What to do:
For each line below that includes the word "maxthon", make a copy.

Stored data
────────────────────────────────────────
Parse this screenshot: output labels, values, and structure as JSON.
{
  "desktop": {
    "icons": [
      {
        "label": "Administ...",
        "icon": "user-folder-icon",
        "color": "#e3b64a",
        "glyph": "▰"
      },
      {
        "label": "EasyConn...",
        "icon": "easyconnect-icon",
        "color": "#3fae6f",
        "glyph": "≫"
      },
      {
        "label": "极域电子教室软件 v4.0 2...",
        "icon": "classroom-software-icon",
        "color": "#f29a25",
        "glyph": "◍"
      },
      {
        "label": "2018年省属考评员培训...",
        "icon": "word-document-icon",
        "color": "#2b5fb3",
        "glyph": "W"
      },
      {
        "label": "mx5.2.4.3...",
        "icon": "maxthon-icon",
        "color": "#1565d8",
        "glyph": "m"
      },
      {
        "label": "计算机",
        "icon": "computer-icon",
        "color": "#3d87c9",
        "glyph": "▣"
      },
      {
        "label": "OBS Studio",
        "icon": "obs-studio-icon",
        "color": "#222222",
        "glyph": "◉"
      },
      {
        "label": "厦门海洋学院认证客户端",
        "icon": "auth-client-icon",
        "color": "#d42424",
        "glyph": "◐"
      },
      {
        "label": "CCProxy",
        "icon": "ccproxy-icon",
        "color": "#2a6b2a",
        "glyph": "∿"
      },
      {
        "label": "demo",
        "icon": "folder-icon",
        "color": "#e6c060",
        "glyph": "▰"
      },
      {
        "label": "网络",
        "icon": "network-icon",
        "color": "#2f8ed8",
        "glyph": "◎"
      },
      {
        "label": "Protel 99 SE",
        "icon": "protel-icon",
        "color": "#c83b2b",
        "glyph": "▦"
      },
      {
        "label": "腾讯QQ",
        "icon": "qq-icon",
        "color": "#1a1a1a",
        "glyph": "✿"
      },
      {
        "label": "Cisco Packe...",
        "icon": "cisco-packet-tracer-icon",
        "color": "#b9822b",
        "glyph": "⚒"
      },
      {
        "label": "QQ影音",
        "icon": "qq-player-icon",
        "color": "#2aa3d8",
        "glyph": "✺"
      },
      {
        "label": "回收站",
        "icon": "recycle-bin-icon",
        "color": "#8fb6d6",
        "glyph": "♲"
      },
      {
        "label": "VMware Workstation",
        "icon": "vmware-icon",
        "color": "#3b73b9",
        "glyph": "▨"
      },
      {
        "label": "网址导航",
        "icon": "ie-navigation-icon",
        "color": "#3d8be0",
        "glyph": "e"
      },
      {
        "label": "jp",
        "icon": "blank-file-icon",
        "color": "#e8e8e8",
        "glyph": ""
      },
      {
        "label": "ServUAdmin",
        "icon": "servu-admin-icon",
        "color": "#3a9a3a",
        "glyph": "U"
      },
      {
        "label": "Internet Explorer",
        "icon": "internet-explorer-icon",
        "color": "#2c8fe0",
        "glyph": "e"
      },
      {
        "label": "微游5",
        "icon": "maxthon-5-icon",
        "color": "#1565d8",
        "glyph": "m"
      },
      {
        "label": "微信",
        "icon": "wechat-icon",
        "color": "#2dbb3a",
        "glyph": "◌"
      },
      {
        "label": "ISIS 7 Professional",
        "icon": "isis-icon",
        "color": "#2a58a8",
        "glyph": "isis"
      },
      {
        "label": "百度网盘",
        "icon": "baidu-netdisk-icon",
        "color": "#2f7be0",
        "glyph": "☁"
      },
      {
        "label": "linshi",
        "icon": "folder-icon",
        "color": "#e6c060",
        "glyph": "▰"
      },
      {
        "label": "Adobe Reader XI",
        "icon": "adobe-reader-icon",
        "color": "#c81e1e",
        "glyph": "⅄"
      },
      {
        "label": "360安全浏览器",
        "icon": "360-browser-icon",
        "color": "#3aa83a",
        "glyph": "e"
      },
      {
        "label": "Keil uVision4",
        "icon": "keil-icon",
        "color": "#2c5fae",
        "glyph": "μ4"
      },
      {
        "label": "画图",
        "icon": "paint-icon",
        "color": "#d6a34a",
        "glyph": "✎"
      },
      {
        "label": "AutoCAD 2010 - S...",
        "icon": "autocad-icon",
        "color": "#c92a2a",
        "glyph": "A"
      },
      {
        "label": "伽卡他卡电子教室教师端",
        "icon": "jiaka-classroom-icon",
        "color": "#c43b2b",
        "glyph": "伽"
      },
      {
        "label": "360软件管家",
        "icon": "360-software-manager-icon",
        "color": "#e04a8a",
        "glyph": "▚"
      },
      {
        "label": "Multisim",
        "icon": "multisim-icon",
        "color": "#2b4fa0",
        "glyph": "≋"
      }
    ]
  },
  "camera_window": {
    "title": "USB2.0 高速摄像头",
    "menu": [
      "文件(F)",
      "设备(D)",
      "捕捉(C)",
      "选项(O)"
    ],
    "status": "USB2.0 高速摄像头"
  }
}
────────────────────────────────────────
Full answer:
        "icon": "maxthon-icon",
        "icon": "maxthon-5-icon",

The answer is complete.